--- start ---

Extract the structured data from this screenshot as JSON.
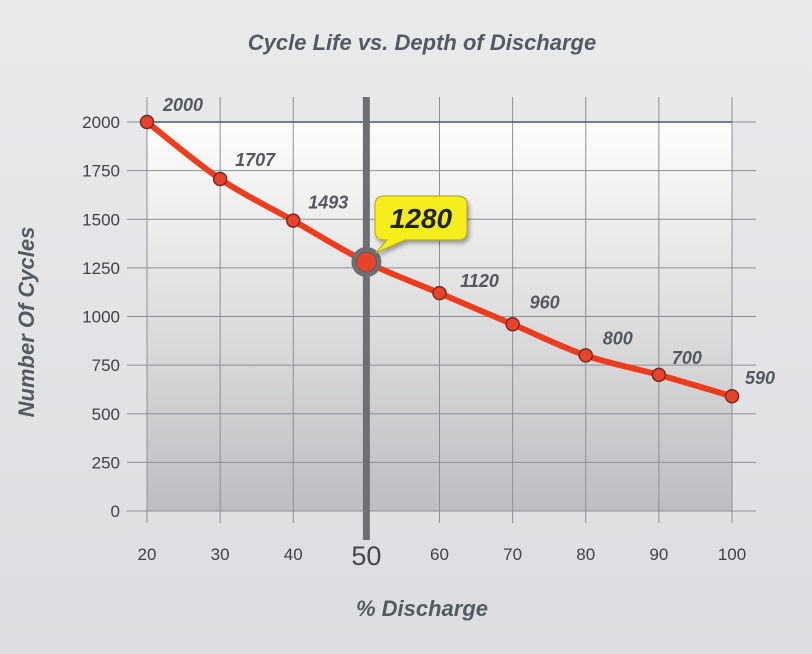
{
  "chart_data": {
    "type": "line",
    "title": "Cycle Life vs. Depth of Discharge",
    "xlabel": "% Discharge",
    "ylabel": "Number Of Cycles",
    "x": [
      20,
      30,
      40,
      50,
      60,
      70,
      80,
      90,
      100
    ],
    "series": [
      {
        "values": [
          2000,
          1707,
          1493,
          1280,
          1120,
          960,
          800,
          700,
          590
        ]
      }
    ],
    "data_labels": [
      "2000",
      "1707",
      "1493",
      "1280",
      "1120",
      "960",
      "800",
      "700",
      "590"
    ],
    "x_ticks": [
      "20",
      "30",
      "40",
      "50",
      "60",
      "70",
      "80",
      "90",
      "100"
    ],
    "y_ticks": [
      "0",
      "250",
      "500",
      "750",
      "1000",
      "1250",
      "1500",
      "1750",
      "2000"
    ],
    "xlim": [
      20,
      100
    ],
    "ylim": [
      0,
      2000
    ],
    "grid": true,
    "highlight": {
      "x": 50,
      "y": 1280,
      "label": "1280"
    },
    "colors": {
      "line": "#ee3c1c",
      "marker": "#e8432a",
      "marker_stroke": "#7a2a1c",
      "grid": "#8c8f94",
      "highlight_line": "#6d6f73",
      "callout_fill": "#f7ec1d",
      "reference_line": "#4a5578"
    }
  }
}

--- end ---
--- start ---

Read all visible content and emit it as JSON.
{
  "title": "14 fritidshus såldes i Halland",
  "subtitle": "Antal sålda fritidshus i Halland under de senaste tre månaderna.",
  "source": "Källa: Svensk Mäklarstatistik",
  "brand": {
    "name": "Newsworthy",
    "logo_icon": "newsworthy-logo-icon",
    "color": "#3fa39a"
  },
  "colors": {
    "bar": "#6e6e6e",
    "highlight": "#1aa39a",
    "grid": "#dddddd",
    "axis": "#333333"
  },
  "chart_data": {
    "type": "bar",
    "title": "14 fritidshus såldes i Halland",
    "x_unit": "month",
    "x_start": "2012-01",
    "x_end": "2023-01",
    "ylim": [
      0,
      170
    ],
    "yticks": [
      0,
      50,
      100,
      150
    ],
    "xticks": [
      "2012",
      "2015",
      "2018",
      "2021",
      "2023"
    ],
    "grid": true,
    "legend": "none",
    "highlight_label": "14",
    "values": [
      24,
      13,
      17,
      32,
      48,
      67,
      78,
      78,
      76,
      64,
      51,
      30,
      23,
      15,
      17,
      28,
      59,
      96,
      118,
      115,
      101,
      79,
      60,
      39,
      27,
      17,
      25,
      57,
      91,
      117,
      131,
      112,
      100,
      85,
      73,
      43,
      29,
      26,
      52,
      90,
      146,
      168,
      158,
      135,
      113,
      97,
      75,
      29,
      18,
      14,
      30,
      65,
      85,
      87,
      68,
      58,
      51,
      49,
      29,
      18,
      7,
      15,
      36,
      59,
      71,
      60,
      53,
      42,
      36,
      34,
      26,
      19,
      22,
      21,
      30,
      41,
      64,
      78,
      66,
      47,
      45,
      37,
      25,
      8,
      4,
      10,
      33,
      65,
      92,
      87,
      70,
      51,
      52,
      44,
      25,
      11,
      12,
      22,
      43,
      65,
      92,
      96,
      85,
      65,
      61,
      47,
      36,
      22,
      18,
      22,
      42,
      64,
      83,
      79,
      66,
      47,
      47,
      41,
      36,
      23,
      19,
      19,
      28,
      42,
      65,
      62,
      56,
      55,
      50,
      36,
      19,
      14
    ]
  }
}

--- end ---

> Work instructions:
Extract every line containing the string "fritidshus" from the data above.

> Worked answer:
  "title": "14 fritidshus såldes i Halland",
  "subtitle": "Antal sålda fritidshus i Halland under de senaste tre månaderna.",
    "title": "14 fritidshus såldes i Halland",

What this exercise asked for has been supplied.